** START OF EXERCISE INPUT **

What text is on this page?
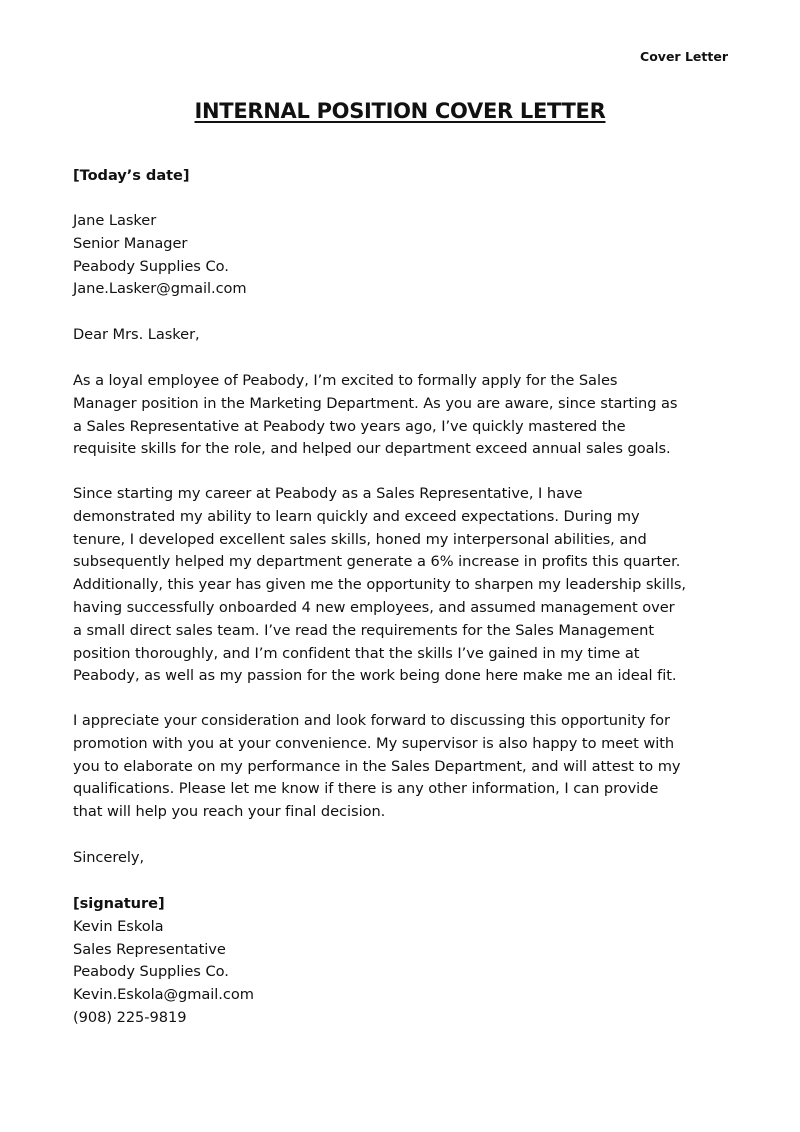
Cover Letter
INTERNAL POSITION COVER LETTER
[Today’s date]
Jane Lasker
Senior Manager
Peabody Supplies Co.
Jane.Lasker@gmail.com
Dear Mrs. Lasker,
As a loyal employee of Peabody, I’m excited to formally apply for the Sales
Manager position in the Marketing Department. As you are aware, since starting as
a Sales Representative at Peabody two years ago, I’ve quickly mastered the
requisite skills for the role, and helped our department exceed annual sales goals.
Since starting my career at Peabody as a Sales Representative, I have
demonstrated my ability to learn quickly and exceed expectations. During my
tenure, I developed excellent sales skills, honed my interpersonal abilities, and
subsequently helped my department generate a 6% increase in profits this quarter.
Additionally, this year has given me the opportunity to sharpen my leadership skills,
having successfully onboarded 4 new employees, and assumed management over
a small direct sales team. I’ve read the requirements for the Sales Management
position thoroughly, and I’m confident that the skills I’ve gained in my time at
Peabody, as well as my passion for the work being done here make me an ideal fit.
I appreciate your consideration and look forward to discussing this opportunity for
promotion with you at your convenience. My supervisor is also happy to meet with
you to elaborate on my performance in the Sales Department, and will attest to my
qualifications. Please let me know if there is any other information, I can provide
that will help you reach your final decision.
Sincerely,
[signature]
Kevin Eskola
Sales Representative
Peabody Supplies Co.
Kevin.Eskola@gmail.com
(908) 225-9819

** END OF EXERCISE INPUT **
** START OF EXERCISE INPUT **

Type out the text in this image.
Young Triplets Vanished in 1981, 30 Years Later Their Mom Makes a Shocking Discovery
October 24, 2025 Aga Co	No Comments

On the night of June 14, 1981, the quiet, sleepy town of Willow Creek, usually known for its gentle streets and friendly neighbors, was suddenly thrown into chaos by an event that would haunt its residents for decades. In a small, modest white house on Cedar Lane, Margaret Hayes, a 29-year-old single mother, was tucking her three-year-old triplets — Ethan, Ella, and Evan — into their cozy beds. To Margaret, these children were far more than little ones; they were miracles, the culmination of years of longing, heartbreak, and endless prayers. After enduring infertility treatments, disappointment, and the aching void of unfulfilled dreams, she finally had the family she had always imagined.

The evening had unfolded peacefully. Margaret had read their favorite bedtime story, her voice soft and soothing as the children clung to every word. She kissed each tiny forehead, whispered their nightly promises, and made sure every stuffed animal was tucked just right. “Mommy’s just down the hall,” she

** END OF EXERCISE INPUT **
** START OF EXERCISE INPUT **

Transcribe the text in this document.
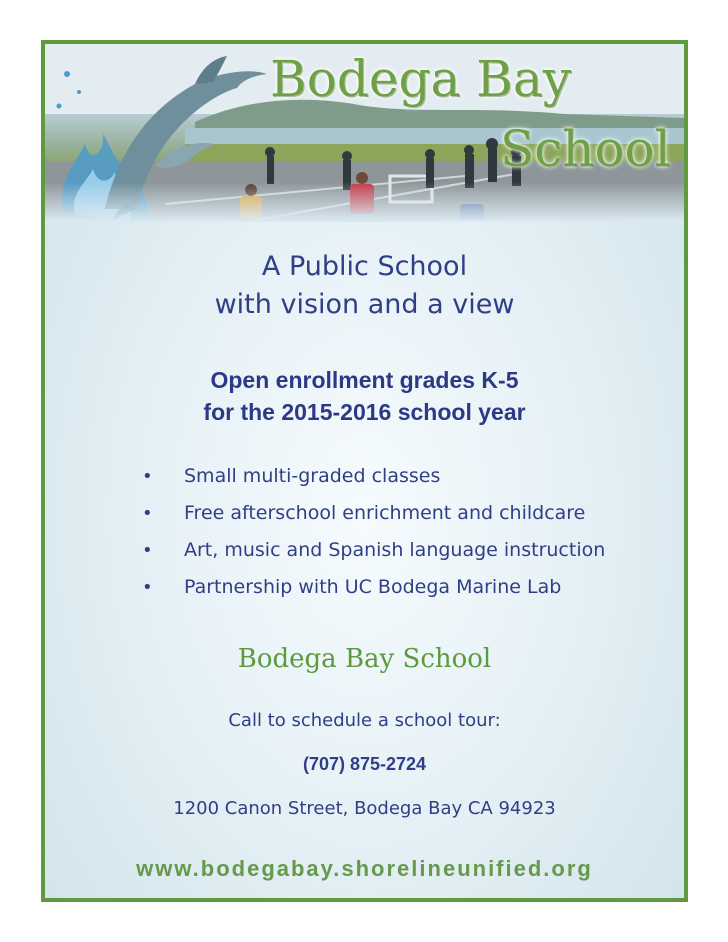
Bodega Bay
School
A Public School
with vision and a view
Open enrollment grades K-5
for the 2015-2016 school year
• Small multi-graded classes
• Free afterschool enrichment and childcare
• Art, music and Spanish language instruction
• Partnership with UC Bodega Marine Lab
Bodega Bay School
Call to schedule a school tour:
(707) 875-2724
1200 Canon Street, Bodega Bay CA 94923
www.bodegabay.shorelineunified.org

** END OF EXERCISE INPUT **

Look through the material and copy each line that has "this".

TASK RESPONSE:
What text is on this page?
subsequently helped my department generate a 6% increase in profits this quarter.
Additionally, this year has given me the opportunity to sharpen my leadership skills,
I appreciate your consideration and look forward to discussing this opportunity for
Type out the text in this image.
Transcribe the text in this document.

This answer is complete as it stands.